§ **Consigne**
Modifiez le texte sur la recherche causale en démographie. Partez de « Le travail du », arrêtez-vous après « de se réaliser. » et reproduisez ce passage en remplaçant « démographe » par « statisticien ».

§ **Extrait du texte**
####

Recherches causales et prévisions

Le travail du démographe ne s’arrête pas une fois effectuées toutes les transformations qui conduisent des données numériques brutes aux formes élaborées souhaitées. En démographie, comme dans toutes les sciences sociales, le chercheur s’efforce de déterminer les causes des phénomènes, sans doute en raison de la curiosité profonde qui anime tout homme de science, mais aussi pour satisfaire les besoins d’information des hommes d’action et pour prévoir les évolutions futures. C’est ainsi que la connaissance des facteurs de la mortalité et de la natalité est d’un intérêt évident pour les responsables de la politique sanitaire et de la politique de population. En outre, établir des prévisions démographiques, c’est faire choix pour l’avenir d’hypothèses suffisamment solides pour que les évolutions prévues aient de sérieuses chances de se réaliser.

La recherche causale en démographie est des plus difficiles, à la fois pour des raisons propres à toutes les sciences de l’homme et aussi du fait du caractère particulier des phénomènes démographiques. L’impossibilité où l’on se trouve généralement de mener des expériences sur l’homme ou sur des collectivités prive les sciences sociales d’un précieux moyen d’analyse auquel peuvent recourir les sciences de la nature.

Le plus souvent, le chercheur est donc réduit à ordonner les observations et les mesures dont il dispose pour faire apparaître des associations entre phénomènes susceptibles de le guider sur la voie de la recherche causale ; c’est à ce niveau que la démographie se fait pluridisciplinaire et c’est à ce moment que l’analyse démographique prend toute son importance : des analyses numériques mal conduites peuvent amener à dégager des associations absolument factices qui ne sauraient déboucher que sur des interprétations erronées.

####

§ **Données enregistrées**
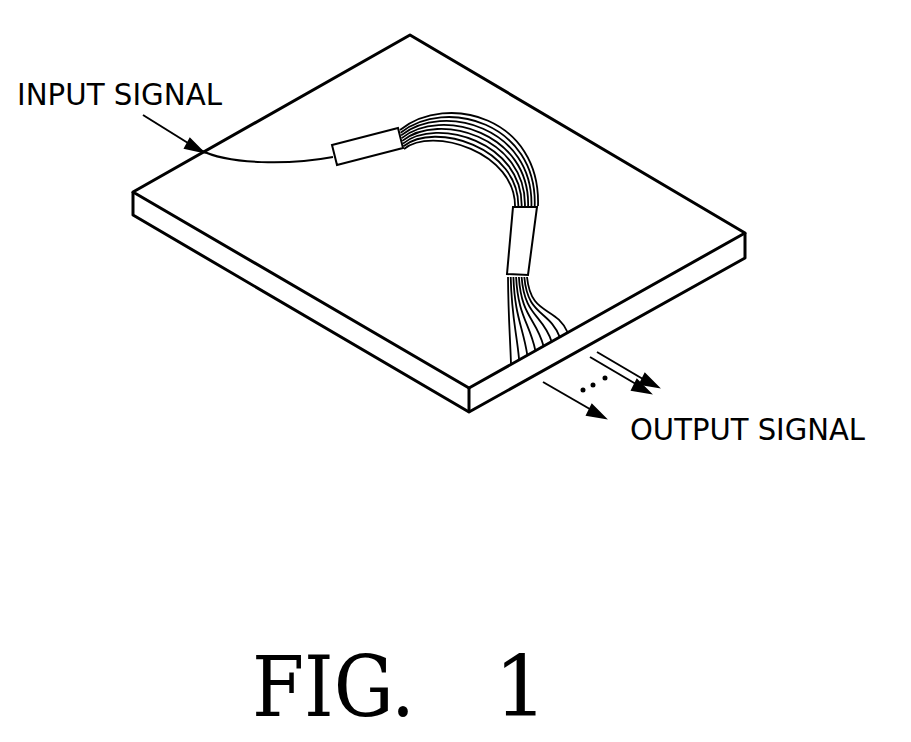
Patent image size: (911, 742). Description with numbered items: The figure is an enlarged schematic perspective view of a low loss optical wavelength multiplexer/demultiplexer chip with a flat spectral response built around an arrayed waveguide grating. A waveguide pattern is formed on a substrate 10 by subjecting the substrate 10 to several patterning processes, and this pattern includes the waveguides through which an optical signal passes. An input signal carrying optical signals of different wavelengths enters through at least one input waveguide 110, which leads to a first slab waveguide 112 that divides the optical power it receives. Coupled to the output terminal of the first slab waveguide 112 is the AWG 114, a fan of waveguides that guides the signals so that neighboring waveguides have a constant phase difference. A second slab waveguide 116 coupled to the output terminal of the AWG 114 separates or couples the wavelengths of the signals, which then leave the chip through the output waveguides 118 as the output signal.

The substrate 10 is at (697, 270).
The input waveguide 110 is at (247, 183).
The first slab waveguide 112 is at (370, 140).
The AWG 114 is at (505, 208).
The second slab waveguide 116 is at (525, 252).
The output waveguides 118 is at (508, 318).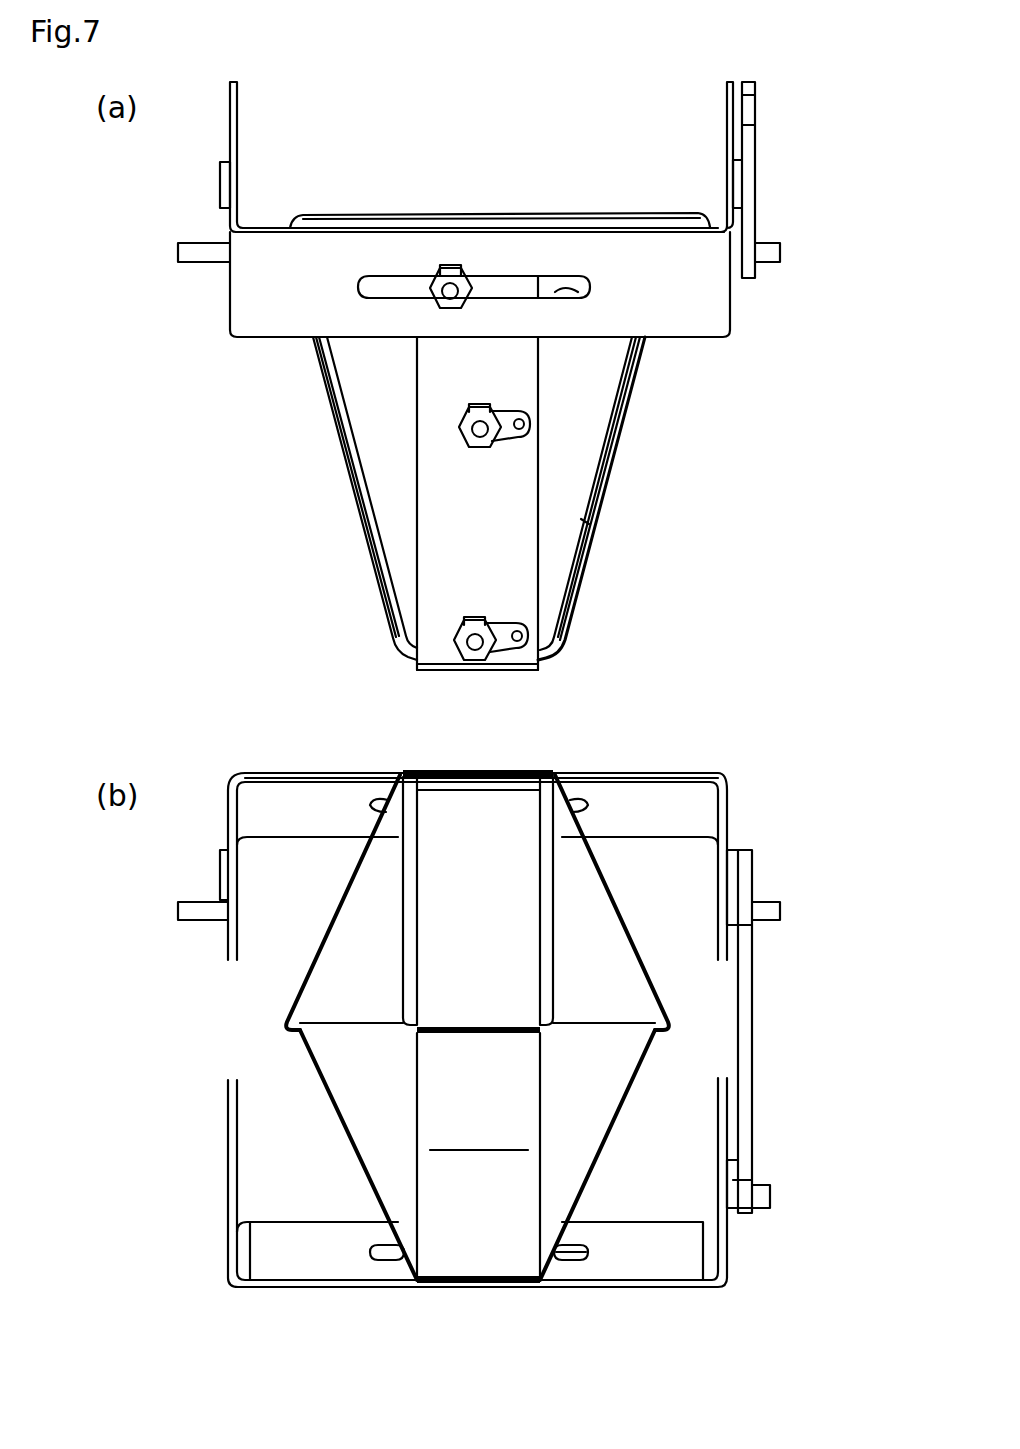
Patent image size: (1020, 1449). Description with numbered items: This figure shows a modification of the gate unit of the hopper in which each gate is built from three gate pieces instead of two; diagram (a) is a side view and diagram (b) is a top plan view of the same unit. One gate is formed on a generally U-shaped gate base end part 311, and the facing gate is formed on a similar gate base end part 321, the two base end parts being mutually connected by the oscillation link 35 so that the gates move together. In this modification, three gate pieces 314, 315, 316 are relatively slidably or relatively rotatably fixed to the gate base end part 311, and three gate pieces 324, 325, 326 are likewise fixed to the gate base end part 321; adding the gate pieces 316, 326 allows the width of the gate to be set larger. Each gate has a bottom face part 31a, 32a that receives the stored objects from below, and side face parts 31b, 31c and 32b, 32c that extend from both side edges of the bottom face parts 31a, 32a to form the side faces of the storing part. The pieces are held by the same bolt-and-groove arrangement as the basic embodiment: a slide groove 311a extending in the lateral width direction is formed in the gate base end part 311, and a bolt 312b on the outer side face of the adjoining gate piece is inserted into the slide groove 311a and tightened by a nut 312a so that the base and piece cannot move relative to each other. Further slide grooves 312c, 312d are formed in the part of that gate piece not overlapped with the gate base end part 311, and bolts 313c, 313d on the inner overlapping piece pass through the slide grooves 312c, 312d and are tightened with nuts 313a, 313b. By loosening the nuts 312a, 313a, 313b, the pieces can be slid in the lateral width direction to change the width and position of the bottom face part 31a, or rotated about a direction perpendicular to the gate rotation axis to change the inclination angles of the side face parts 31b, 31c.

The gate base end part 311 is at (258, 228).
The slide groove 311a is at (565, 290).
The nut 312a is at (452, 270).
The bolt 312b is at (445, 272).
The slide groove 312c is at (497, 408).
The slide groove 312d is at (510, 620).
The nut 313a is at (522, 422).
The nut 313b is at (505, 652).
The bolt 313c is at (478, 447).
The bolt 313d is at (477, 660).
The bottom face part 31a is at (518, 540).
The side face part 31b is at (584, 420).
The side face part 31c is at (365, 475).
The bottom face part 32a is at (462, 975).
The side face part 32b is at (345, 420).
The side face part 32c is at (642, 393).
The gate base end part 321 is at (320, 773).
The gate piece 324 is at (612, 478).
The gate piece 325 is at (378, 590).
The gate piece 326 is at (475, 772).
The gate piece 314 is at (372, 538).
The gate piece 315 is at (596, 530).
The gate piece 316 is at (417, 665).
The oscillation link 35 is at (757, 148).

####

§ **Réponse rédigée**
Le travail du statisticien ne s’arrête pas une fois effectuées toutes les transformations qui conduisent des données numériques brutes aux formes élaborées souhaitées. En démographie, comme dans toutes les sciences sociales, le chercheur s’efforce de déterminer les causes des phénomènes, sans doute en raison de la curiosité profonde qui anime tout homme de science, mais aussi pour satisfaire les besoins d’information des hommes d’action et pour prévoir les évolutions futures. C’est ainsi que la connaissance des facteurs de la mortalité et de la natalité est d’un intérêt évident pour les responsables de la politique sanitaire et de la politique de population. En outre, établir des prévisions démographiques, c’est faire choix pour l’avenir d’hypothèses suffisamment solides pour que les évolutions prévues aient de sérieuses chances de se réaliser.